Output the records. Match them exactly.

Source records:
>> Begin

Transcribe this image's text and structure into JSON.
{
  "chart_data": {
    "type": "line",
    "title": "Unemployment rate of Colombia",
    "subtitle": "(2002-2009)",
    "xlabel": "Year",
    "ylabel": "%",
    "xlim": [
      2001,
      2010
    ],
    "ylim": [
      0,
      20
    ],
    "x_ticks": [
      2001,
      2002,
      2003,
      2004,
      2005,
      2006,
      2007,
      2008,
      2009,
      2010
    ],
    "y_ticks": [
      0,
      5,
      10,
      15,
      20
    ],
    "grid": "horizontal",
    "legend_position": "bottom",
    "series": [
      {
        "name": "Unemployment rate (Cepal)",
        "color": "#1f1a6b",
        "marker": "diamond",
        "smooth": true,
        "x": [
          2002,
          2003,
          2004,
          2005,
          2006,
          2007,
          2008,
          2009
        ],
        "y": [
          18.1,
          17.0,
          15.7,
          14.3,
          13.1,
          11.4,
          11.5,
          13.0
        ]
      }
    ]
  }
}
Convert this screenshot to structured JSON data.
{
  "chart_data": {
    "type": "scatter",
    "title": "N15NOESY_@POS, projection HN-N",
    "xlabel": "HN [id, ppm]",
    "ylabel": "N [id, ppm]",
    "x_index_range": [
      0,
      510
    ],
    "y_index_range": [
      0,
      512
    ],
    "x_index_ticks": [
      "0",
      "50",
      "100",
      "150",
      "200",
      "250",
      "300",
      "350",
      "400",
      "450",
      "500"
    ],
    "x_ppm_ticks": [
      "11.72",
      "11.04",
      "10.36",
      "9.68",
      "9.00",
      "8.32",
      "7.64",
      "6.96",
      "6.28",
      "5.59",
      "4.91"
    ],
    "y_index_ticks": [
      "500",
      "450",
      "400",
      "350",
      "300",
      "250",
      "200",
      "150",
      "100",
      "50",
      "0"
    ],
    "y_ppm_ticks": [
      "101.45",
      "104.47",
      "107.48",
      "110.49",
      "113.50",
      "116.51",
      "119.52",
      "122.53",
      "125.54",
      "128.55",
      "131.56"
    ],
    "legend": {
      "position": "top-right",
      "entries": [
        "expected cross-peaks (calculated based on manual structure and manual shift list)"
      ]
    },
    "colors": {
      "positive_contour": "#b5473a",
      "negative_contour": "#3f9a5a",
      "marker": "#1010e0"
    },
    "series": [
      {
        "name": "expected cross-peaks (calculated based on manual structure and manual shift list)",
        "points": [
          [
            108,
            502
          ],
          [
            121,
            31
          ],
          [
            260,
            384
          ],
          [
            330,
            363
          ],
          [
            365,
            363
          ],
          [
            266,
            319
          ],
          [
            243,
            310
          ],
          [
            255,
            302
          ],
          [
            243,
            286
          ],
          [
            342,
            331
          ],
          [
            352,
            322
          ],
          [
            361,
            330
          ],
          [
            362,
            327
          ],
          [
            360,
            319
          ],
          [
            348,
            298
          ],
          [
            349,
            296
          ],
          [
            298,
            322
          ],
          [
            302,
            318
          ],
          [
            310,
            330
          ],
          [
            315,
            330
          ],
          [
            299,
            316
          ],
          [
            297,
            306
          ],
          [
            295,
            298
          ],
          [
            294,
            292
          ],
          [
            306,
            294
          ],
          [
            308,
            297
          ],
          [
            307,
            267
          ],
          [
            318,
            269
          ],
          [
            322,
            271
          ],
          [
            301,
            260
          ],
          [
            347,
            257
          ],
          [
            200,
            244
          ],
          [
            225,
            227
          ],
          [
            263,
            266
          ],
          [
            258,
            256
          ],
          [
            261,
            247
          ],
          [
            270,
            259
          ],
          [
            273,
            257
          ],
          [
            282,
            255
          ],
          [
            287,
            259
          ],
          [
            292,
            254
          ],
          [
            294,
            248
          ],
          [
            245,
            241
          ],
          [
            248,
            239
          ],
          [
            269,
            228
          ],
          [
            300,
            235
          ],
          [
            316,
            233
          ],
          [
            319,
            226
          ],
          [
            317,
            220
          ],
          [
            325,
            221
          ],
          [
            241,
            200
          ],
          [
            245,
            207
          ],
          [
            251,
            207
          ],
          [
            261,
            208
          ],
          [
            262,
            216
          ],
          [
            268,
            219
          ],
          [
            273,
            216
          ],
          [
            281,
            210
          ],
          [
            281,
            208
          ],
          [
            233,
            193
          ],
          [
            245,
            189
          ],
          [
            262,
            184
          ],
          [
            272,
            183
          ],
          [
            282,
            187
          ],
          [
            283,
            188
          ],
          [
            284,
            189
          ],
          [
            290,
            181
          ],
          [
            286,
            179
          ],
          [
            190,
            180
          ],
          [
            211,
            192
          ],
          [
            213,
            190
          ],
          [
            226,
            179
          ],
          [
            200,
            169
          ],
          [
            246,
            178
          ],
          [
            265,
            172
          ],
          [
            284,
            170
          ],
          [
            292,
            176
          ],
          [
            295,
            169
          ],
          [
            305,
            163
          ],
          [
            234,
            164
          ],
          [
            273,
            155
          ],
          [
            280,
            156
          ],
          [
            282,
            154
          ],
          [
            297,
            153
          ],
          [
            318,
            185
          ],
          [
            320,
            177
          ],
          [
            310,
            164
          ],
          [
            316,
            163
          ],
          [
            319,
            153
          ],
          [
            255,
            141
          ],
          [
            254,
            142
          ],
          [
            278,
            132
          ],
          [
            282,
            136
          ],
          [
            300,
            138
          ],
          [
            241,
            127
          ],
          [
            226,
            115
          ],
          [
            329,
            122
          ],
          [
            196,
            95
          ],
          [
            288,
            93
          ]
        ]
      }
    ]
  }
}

>> End

Solution below:
Transcribe this image's text and structure into JSON.
{
  "chart_data": {
    "type": "line",
    "title": "Unemployment rate of Colombia",
    "subtitle": "(2002-2009)",
    "xlabel": "Year",
    "ylabel": "%",
    "xlim": [
      2001,
      2010
    ],
    "ylim": [
      0,
      20
    ],
    "x_ticks": [
      2001,
      2002,
      2003,
      2004,
      2005,
      2006,
      2007,
      2008,
      2009,
      2010
    ],
    "y_ticks": [
      0,
      5,
      10,
      15,
      20
    ],
    "grid": "horizontal",
    "legend_position": "bottom",
    "series": [
      {
        "name": "Unemployment rate (Cepal)",
        "color": "#1f1a6b",
        "marker": "diamond",
        "smooth": true,
        "x": [
          2002,
          2003,
          2004,
          2005,
          2006,
          2007,
          2008,
          2009
        ],
        "y": [
          18.1,
          17.0,
          15.7,
          14.3,
          13.1,
          11.4,
          11.5,
          13.0
        ]
      }
    ]
  }
}
Convert this screenshot to structured JSON data.
{
  "chart_data": {
    "type": "scatter",
    "title": "N15NOESY_@POS, projection HN-N",
    "xlabel": "HN [id, ppm]",
    "ylabel": "N [id, ppm]",
    "x_index_range": [
      0,
      510
    ],
    "y_index_range": [
      0,
      512
    ],
    "x_index_ticks": [
      "0",
      "50",
      "100",
      "150",
      "200",
      "250",
      "300",
      "350",
      "400",
      "450",
      "500"
    ],
    "x_ppm_ticks": [
      "11.72",
      "11.04",
      "10.36",
      "9.68",
      "9.00",
      "8.32",
      "7.64",
      "6.96",
      "6.28",
      "5.59",
      "4.91"
    ],
    "y_index_ticks": [
      "500",
      "450",
      "400",
      "350",
      "300",
      "250",
      "200",
      "150",
      "100",
      "50",
      "0"
    ],
    "y_ppm_ticks": [
      "101.45",
      "104.47",
      "107.48",
      "110.49",
      "113.50",
      "116.51",
      "119.52",
      "122.53",
      "125.54",
      "128.55",
      "131.56"
    ],
    "legend": {
      "position": "top-right",
      "entries": [
        "expected cross-peaks (calculated based on manual structure and manual shift list)"
      ]
    },
    "colors": {
      "positive_contour": "#b5473a",
      "negative_contour": "#3f9a5a",
      "marker": "#1010e0"
    },
    "series": [
      {
        "name": "expected cross-peaks (calculated based on manual structure and manual shift list)",
        "points": [
          [
            108,
            502
          ],
          [
            121,
            31
          ],
          [
            260,
            384
          ],
          [
            330,
            363
          ],
          [
            365,
            363
          ],
          [
            266,
            319
          ],
          [
            243,
            310
          ],
          [
            255,
            302
          ],
          [
            243,
            286
          ],
          [
            342,
            331
          ],
          [
            352,
            322
          ],
          [
            361,
            330
          ],
          [
            362,
            327
          ],
          [
            360,
            319
          ],
          [
            348,
            298
          ],
          [
            349,
            296
          ],
          [
            298,
            322
          ],
          [
            302,
            318
          ],
          [
            310,
            330
          ],
          [
            315,
            330
          ],
          [
            299,
            316
          ],
          [
            297,
            306
          ],
          [
            295,
            298
          ],
          [
            294,
            292
          ],
          [
            306,
            294
          ],
          [
            308,
            297
          ],
          [
            307,
            267
          ],
          [
            318,
            269
          ],
          [
            322,
            271
          ],
          [
            301,
            260
          ],
          [
            347,
            257
          ],
          [
            200,
            244
          ],
          [
            225,
            227
          ],
          [
            263,
            266
          ],
          [
            258,
            256
          ],
          [
            261,
            247
          ],
          [
            270,
            259
          ],
          [
            273,
            257
          ],
          [
            282,
            255
          ],
          [
            287,
            259
          ],
          [
            292,
            254
          ],
          [
            294,
            248
          ],
          [
            245,
            241
          ],
          [
            248,
            239
          ],
          [
            269,
            228
          ],
          [
            300,
            235
          ],
          [
            316,
            233
          ],
          [
            319,
            226
          ],
          [
            317,
            220
          ],
          [
            325,
            221
          ],
          [
            241,
            200
          ],
          [
            245,
            207
          ],
          [
            251,
            207
          ],
          [
            261,
            208
          ],
          [
            262,
            216
          ],
          [
            268,
            219
          ],
          [
            273,
            216
          ],
          [
            281,
            210
          ],
          [
            281,
            208
          ],
          [
            233,
            193
          ],
          [
            245,
            189
          ],
          [
            262,
            184
          ],
          [
            272,
            183
          ],
          [
            282,
            187
          ],
          [
            283,
            188
          ],
          [
            284,
            189
          ],
          [
            290,
            181
          ],
          [
            286,
            179
          ],
          [
            190,
            180
          ],
          [
            211,
            192
          ],
          [
            213,
            190
          ],
          [
            226,
            179
          ],
          [
            200,
            169
          ],
          [
            246,
            178
          ],
          [
            265,
            172
          ],
          [
            284,
            170
          ],
          [
            292,
            176
          ],
          [
            295,
            169
          ],
          [
            305,
            163
          ],
          [
            234,
            164
          ],
          [
            273,
            155
          ],
          [
            280,
            156
          ],
          [
            282,
            154
          ],
          [
            297,
            153
          ],
          [
            318,
            185
          ],
          [
            320,
            177
          ],
          [
            310,
            164
          ],
          [
            316,
            163
          ],
          [
            319,
            153
          ],
          [
            255,
            141
          ],
          [
            254,
            142
          ],
          [
            278,
            132
          ],
          [
            282,
            136
          ],
          [
            300,
            138
          ],
          [
            241,
            127
          ],
          [
            226,
            115
          ],
          [
            329,
            122
          ],
          [
            196,
            95
          ],
          [
            288,
            93
          ]
        ]
      }
    ]
  }
}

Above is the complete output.